■ THE DATA:
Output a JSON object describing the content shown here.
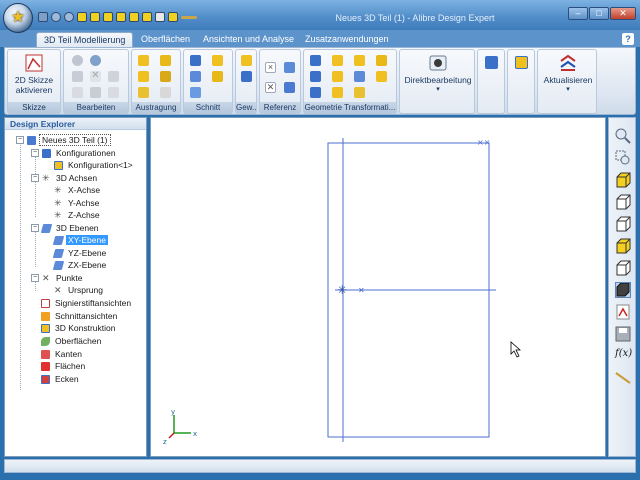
{
  "window": {
    "title": "Neues 3D Teil (1) - Alibre Design Expert",
    "minimize": "–",
    "maximize": "□",
    "close": "✕"
  },
  "ribbon": {
    "tabs": [
      {
        "label": "3D Teil Modellierung",
        "active": true
      },
      {
        "label": "Oberflächen",
        "active": false
      },
      {
        "label": "Ansichten und Analyse",
        "active": false
      },
      {
        "label": "Zusatzanwendungen",
        "active": false
      }
    ],
    "help": "?",
    "skizze_button": "2D Skizze\naktivieren",
    "direkt_button": "Direktbearbeitung",
    "aktualisieren_button": "Aktualisieren",
    "groups": {
      "skizze": "Skizze",
      "bearbeiten": "Bearbeiten",
      "austragung": "Austragung",
      "schnitt": "Schnitt",
      "gew": "Gew...",
      "referenz": "Referenz",
      "geometrie": "Geometrie Transformati..."
    }
  },
  "explorer": {
    "title": "Design Explorer",
    "nodes": {
      "root": "Neues 3D Teil (1)",
      "konfigurationen": "Konfigurationen",
      "konfiguration1": "Konfiguration<1>",
      "achsen": "3D Achsen",
      "xachse": "X-Achse",
      "yachse": "Y-Achse",
      "zachse": "Z-Achse",
      "ebenen": "3D Ebenen",
      "xy": "XY-Ebene",
      "yz": "YZ-Ebene",
      "zx": "ZX-Ebene",
      "punkte": "Punkte",
      "ursprung": "Ursprung",
      "signier": "Signierstiftansichten",
      "schnitt": "Schnittansichten",
      "konstruktion": "3D Konstruktion",
      "oberflaechen": "Oberflächen",
      "kanten": "Kanten",
      "flaechen": "Flächen",
      "ecken": "Ecken"
    }
  },
  "viewport": {
    "triad": {
      "x": "x",
      "y": "y",
      "z": "z"
    }
  },
  "view_toolbar": {
    "fx_label": "f(x)"
  },
  "colors": {
    "accent": "#2a6fae",
    "plane_line": "#4a6fd0",
    "selection": "#3399ff"
  }
}
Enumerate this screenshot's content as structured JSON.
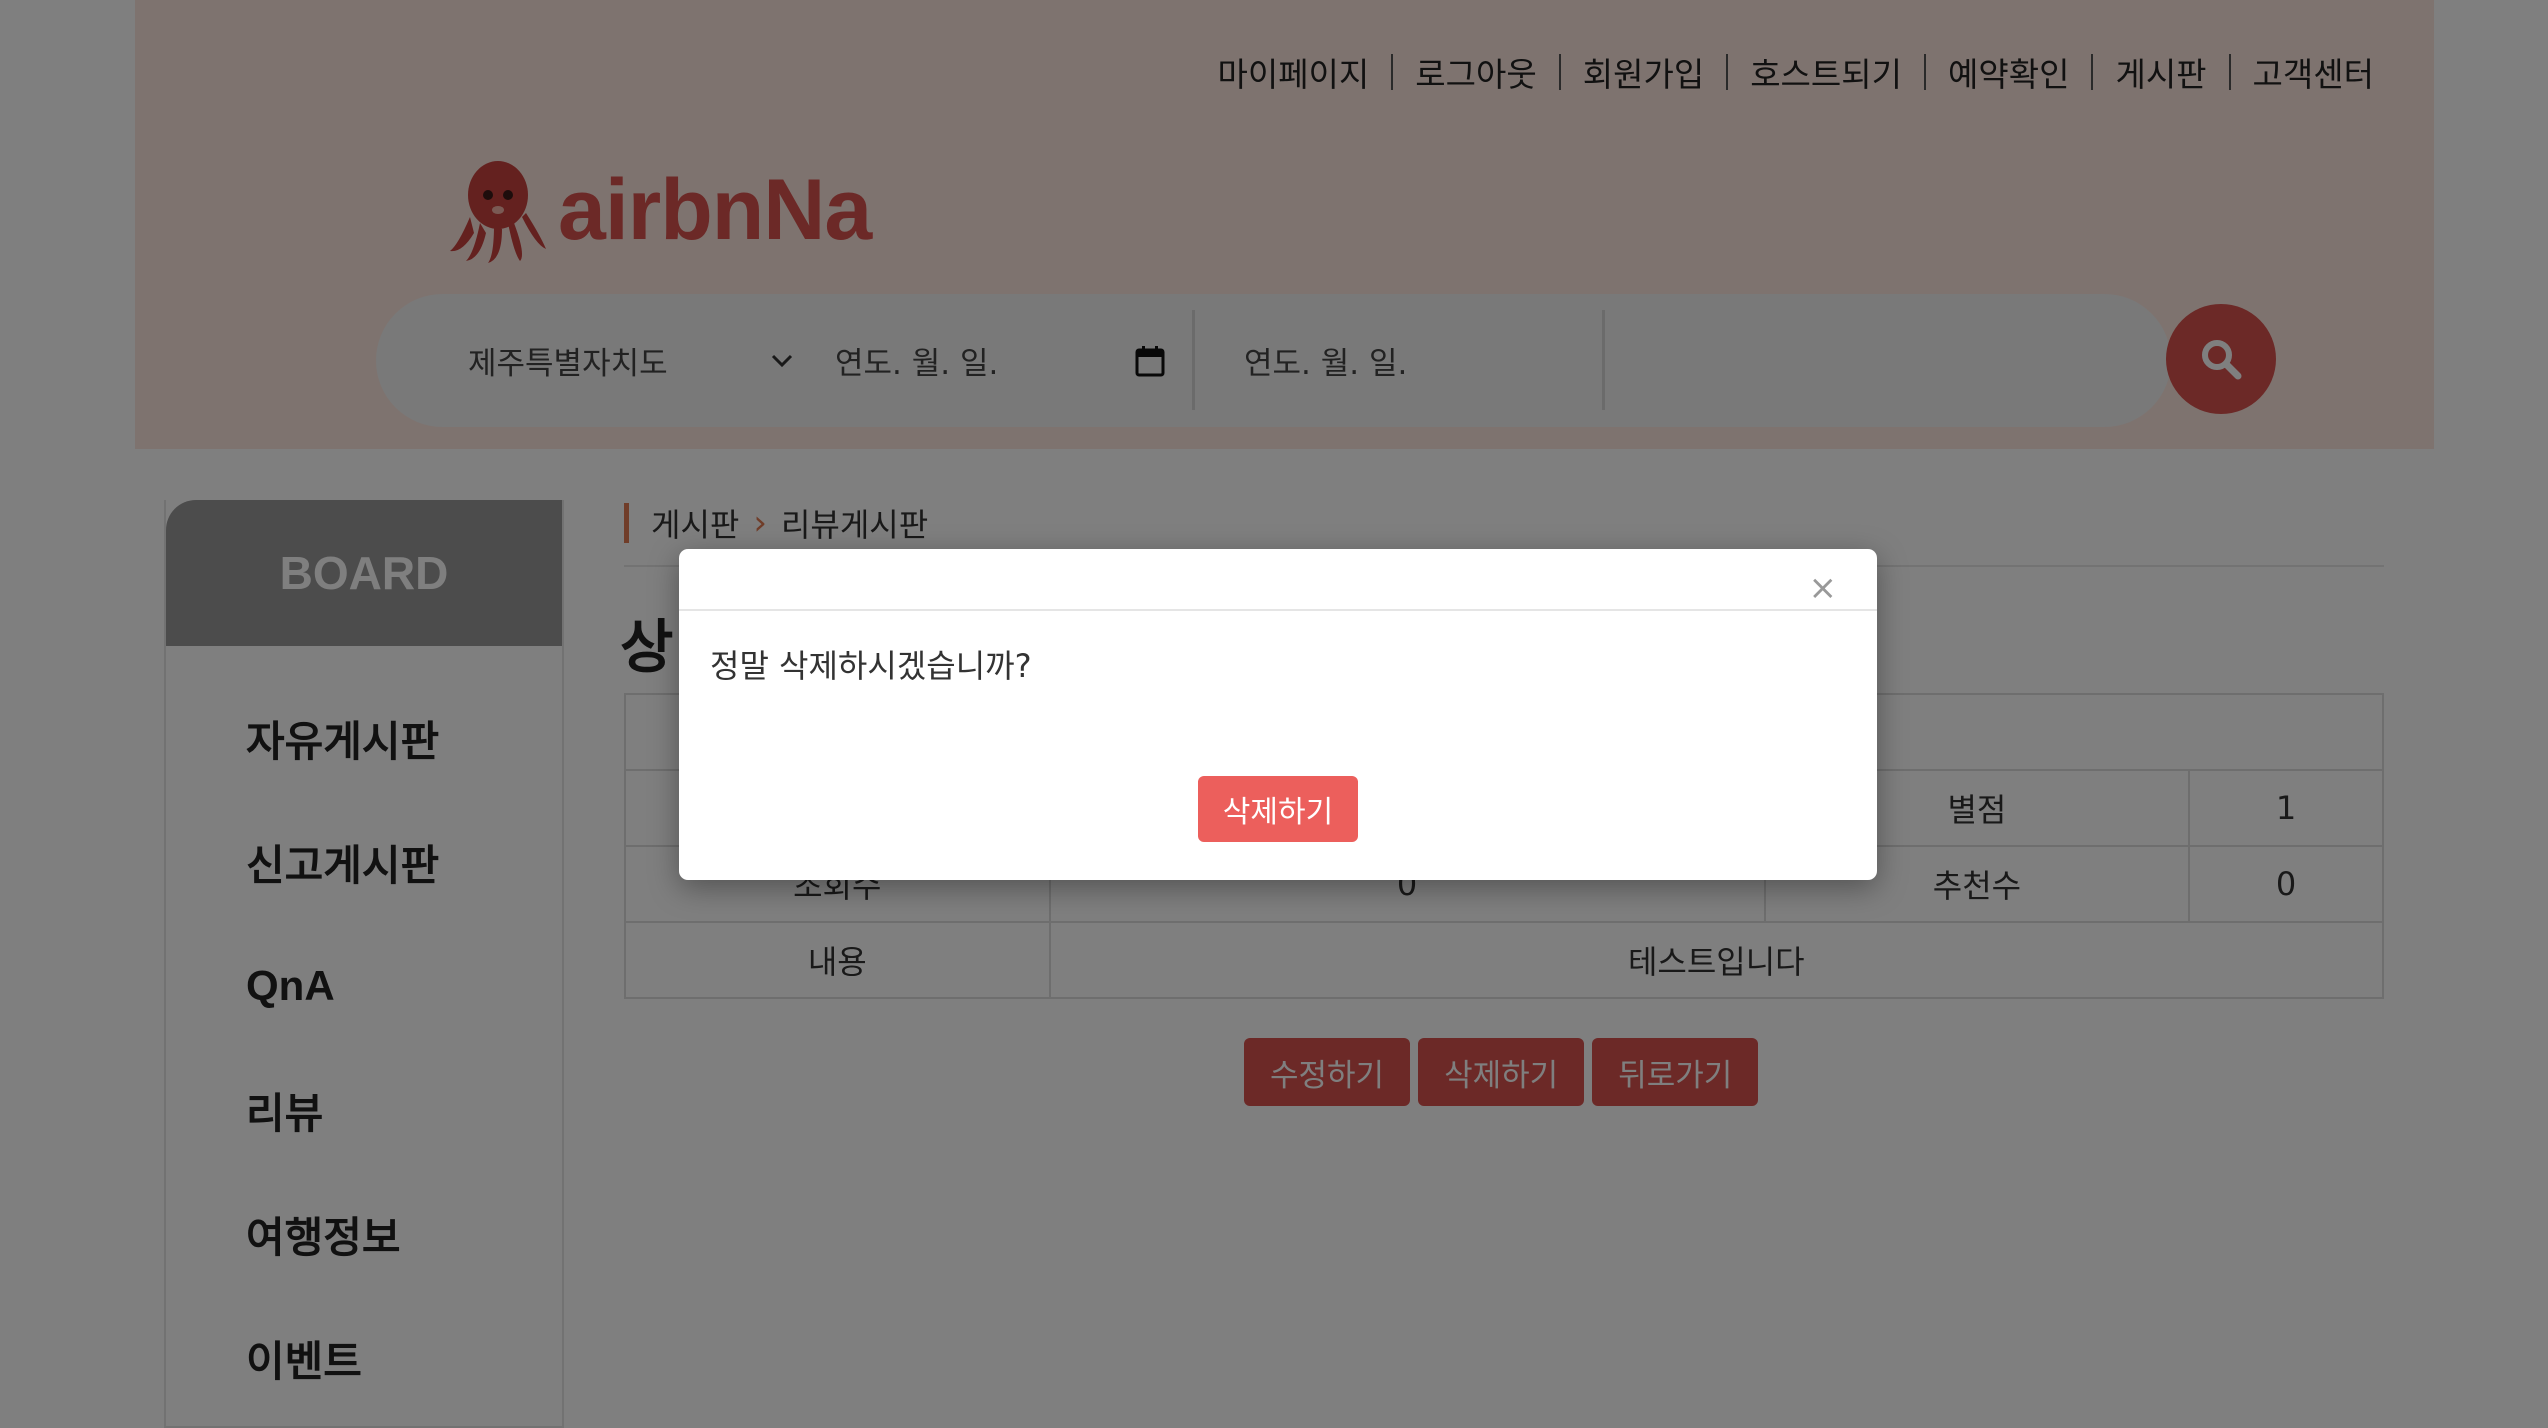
{
  "topnav": [
    "마이페이지",
    "로그아웃",
    "회원가입",
    "호스트되기",
    "예약확인",
    "게시판",
    "고객센터"
  ],
  "brand": {
    "name": "airbnNa"
  },
  "search": {
    "region": "제주특별자치도",
    "checkin_placeholder": "연도. 월. 일.",
    "checkout_placeholder": "연도. 월. 일."
  },
  "sidebar": {
    "title": "BOARD",
    "items": [
      "자유게시판",
      "신고게시판",
      "QnA",
      "리뷰",
      "여행정보",
      "이벤트"
    ]
  },
  "breadcrumb": {
    "parent": "게시판",
    "current": "리뷰게시판"
  },
  "page_title": "상",
  "detail": {
    "rating_label": "별점",
    "rating_value": "1",
    "views_label": "조회수",
    "views_value": "0",
    "likes_label": "추천수",
    "likes_value": "0",
    "content_label": "내용",
    "content_value": "테스트입니다"
  },
  "actions": {
    "edit": "수정하기",
    "delete": "삭제하기",
    "back": "뒤로가기"
  },
  "modal": {
    "close": "×",
    "message": "정말 삭제하시겠습니까?",
    "confirm": "삭제하기"
  },
  "colors": {
    "accent": "#d9534f",
    "header_bg": "#fde7df",
    "crumb_accent": "#e07a53"
  }
}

■ WHAT THE TASK REQUIRES: Output the material word for word, omitting its pictures.

■ THE OUTPUT:
Output a JSON object describing the content shown here.
{
  "window": {
    "title": "Neues 3D Teil (1) - Alibre Design Expert",
    "minimize": "–",
    "maximize": "□",
    "close": "✕"
  },
  "ribbon": {
    "tabs": [
      {
        "label": "3D Teil Modellierung",
        "active": true
      },
      {
        "label": "Oberflächen",
        "active": false
      },
      {
        "label": "Ansichten und Analyse",
        "active": false
      },
      {
        "label": "Zusatzanwendungen",
        "active": false
      }
    ],
    "help": "?",
    "skizze_button": "2D Skizze\naktivieren",
    "direkt_button": "Direktbearbeitung",
    "aktualisieren_button": "Aktualisieren",
    "groups": {
      "skizze": "Skizze",
      "bearbeiten": "Bearbeiten",
      "austragung": "Austragung",
      "schnitt": "Schnitt",
      "gew": "Gew...",
      "referenz": "Referenz",
      "geometrie": "Geometrie Transformati..."
    }
  },
  "explorer": {
    "title": "Design Explorer",
    "nodes": {
      "root": "Neues 3D Teil (1)",
      "konfigurationen": "Konfigurationen",
      "konfiguration1": "Konfiguration<1>",
      "achsen": "3D Achsen",
      "xachse": "X-Achse",
      "yachse": "Y-Achse",
      "zachse": "Z-Achse",
      "ebenen": "3D Ebenen",
      "xy": "XY-Ebene",
      "yz": "YZ-Ebene",
      "zx": "ZX-Ebene",
      "punkte": "Punkte",
      "ursprung": "Ursprung",
      "signier": "Signierstiftansichten",
      "schnitt": "Schnittansichten",
      "konstruktion": "3D Konstruktion",
      "oberflaechen": "Oberflächen",
      "kanten": "Kanten",
      "flaechen": "Flächen",
      "ecken": "Ecken"
    }
  },
  "viewport": {
    "triad": {
      "x": "x",
      "y": "y",
      "z": "z"
    }
  },
  "view_toolbar": {
    "fx_label": "f(x)"
  },
  "colors": {
    "accent": "#2a6fae",
    "plane_line": "#4a6fd0",
    "selection": "#3399ff"
  }
}
Enumerate this screenshot's content as structured JSON.
{
  "topnav": [
    "마이페이지",
    "로그아웃",
    "회원가입",
    "호스트되기",
    "예약확인",
    "게시판",
    "고객센터"
  ],
  "brand": {
    "name": "airbnNa"
  },
  "search": {
    "region": "제주특별자치도",
    "checkin_placeholder": "연도. 월. 일.",
    "checkout_placeholder": "연도. 월. 일."
  },
  "sidebar": {
    "title": "BOARD",
    "items": [
      "자유게시판",
      "신고게시판",
      "QnA",
      "리뷰",
      "여행정보",
      "이벤트"
    ]
  },
  "breadcrumb": {
    "parent": "게시판",
    "current": "리뷰게시판"
  },
  "page_title": "상",
  "detail": {
    "rating_label": "별점",
    "rating_value": "1",
    "views_label": "조회수",
    "views_value": "0",
    "likes_label": "추천수",
    "likes_value": "0",
    "content_label": "내용",
    "content_value": "테스트입니다"
  },
  "actions": {
    "edit": "수정하기",
    "delete": "삭제하기",
    "back": "뒤로가기"
  },
  "modal": {
    "close": "×",
    "message": "정말 삭제하시겠습니까?",
    "confirm": "삭제하기"
  },
  "colors": {
    "accent": "#d9534f",
    "header_bg": "#fde7df",
    "crumb_accent": "#e07a53"
  }
}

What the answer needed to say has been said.